## ACTIVITY
The records below are to be transcribed exactly as they appear.

-- Opening Marker --

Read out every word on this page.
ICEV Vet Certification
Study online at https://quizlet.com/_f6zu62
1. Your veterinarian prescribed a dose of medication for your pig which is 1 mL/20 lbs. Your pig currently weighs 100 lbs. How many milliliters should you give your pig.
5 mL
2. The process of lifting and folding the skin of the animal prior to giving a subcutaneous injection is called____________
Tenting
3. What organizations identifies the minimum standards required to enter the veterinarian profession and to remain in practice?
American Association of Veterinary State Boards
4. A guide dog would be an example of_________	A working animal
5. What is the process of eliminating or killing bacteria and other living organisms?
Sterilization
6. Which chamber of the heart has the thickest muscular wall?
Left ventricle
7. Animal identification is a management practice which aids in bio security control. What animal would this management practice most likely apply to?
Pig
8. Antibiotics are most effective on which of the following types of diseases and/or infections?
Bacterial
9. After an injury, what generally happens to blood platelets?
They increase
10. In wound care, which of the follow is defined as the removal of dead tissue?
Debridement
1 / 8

-- Closing Marker --

## ANSWER BOX
Read out every word on this page.
ICEV Vet Certification
Study online at https://quizlet.com/_f6zu62
1. Your veterinarian prescribed a dose of medication for your pig which is 1 mL/20 lbs. Your pig currently weighs 100 lbs. How many milliliters should you give your pig.
5 mL
2. The process of lifting and folding the skin of the animal prior to giving a subcutaneous injection is called____________
Tenting
3. What organizations identifies the minimum standards required to enter the veterinarian profession and to remain in practice?
American Association of Veterinary State Boards
4. A guide dog would be an example of_________	A working animal
5. What is the process of eliminating or killing bacteria and other living organisms?
Sterilization
6. Which chamber of the heart has the thickest muscular wall?
Left ventricle
7. Animal identification is a management practice which aids in bio security control. What animal would this management practice most likely apply to?
Pig
8. Antibiotics are most effective on which of the following types of diseases and/or infections?
Bacterial
9. After an injury, what generally happens to blood platelets?
They increase
10. In wound care, which of the follow is defined as the removal of dead tissue?
Debridement
1 / 8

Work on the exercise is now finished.